### Direction
The exercise asks you to copy every line below in which "total" appears.

(Dataset excerpts)
======
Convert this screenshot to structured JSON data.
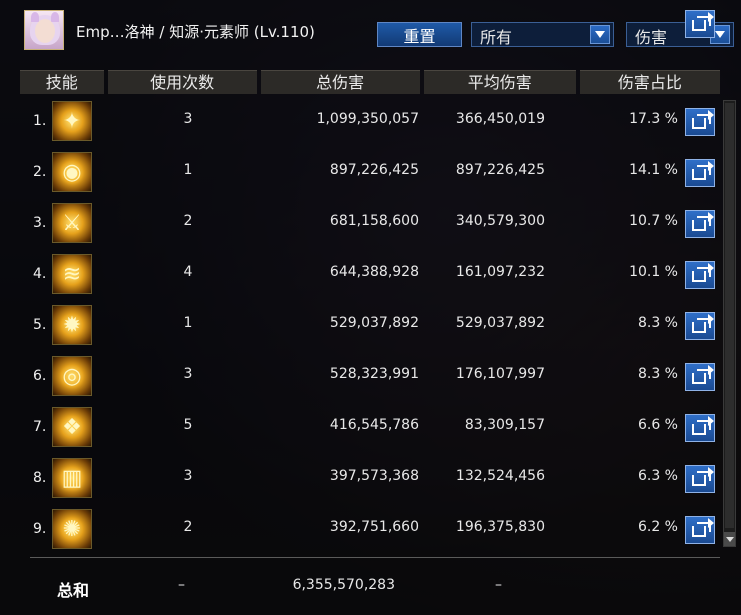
{
  "header": {
    "character_name": "Emp…洛神 / 知源·元素师 (Lv.110)",
    "reset_label": "重置",
    "filter_type": "所有",
    "filter_metric": "伤害"
  },
  "columns": {
    "skill": "技能",
    "uses": "使用次数",
    "total": "总伤害",
    "average": "平均伤害",
    "share": "伤害占比"
  },
  "rows": [
    {
      "index": "1.",
      "icon": "lightning-orb-icon",
      "uses": "3",
      "total": "1,099,350,057",
      "average": "366,450,019",
      "pct": "17.3 %"
    },
    {
      "index": "2.",
      "icon": "magic-dome-icon",
      "uses": "1",
      "total": "897,226,425",
      "average": "897,226,425",
      "pct": "14.1 %"
    },
    {
      "index": "3.",
      "icon": "arcane-swords-icon",
      "uses": "2",
      "total": "681,158,600",
      "average": "340,579,300",
      "pct": "10.7 %"
    },
    {
      "index": "4.",
      "icon": "flame-wave-icon",
      "uses": "4",
      "total": "644,388,928",
      "average": "161,097,232",
      "pct": "10.1 %"
    },
    {
      "index": "5.",
      "icon": "burst-explosion-icon",
      "uses": "1",
      "total": "529,037,892",
      "average": "529,037,892",
      "pct": "8.3 %"
    },
    {
      "index": "6.",
      "icon": "vortex-icon",
      "uses": "3",
      "total": "528,323,991",
      "average": "176,107,997",
      "pct": "8.3 %"
    },
    {
      "index": "7.",
      "icon": "crystal-shards-icon",
      "uses": "5",
      "total": "416,545,786",
      "average": "83,309,157",
      "pct": "6.6 %"
    },
    {
      "index": "8.",
      "icon": "light-pillars-icon",
      "uses": "3",
      "total": "397,573,368",
      "average": "132,524,456",
      "pct": "6.3 %"
    },
    {
      "index": "9.",
      "icon": "fire-ring-icon",
      "uses": "2",
      "total": "392,751,660",
      "average": "196,375,830",
      "pct": "6.2 %"
    }
  ],
  "summary": {
    "label": "总和",
    "uses": "–",
    "total": "6,355,570,283",
    "average": "–"
  },
  "colors": {
    "button_blue": "#1f5aa8",
    "header_bg": "#2c2a27",
    "icon_gold": "#e6a11c"
  }
}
======
### Solution for this task
    "total": "总伤害",
      "total": "1,099,350,057",
      "total": "897,226,425",
      "total": "681,158,600",
      "total": "644,388,928",
      "total": "529,037,892",
      "total": "528,323,991",
      "total": "416,545,786",
      "total": "397,573,368",
      "total": "392,751,660",
    "total": "6,355,570,283",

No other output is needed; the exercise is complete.